* _What is needed_: Reply only with how many lines contain the word "happiness".

* _Supplied records_:
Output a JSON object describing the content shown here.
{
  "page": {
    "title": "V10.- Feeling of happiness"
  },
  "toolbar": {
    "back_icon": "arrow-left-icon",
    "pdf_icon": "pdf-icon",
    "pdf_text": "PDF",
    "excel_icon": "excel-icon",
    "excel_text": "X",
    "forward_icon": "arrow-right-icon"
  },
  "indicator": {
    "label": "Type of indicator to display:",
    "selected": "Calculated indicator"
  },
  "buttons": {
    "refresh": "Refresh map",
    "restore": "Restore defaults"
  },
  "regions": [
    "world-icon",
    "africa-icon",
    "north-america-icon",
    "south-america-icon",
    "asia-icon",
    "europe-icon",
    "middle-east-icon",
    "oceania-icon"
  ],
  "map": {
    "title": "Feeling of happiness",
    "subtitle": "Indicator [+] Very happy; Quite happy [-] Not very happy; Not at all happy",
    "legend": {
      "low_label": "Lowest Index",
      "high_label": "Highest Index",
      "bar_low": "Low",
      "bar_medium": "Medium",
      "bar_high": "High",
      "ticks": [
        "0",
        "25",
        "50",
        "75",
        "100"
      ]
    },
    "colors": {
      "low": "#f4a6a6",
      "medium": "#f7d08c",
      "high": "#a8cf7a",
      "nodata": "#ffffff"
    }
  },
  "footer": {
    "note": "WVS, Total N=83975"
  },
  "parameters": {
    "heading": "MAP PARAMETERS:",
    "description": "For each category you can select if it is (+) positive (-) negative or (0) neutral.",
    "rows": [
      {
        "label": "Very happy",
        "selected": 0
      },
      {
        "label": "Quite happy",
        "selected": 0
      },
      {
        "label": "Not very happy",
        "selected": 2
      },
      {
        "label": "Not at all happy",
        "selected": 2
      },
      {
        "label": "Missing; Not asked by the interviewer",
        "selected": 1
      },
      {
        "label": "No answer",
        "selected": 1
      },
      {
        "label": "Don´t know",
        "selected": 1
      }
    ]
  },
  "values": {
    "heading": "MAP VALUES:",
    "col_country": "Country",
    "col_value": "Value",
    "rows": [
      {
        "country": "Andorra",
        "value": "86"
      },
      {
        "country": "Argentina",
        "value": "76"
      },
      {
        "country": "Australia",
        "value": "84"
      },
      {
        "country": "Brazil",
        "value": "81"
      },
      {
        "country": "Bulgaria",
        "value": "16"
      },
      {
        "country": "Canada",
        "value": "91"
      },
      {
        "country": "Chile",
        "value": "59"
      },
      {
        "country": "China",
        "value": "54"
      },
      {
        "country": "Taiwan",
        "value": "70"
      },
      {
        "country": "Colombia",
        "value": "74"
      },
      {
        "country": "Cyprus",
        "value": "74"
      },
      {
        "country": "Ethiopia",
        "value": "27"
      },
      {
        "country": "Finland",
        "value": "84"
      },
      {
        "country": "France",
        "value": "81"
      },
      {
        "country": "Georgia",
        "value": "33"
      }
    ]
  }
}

* _Problem solution_: 2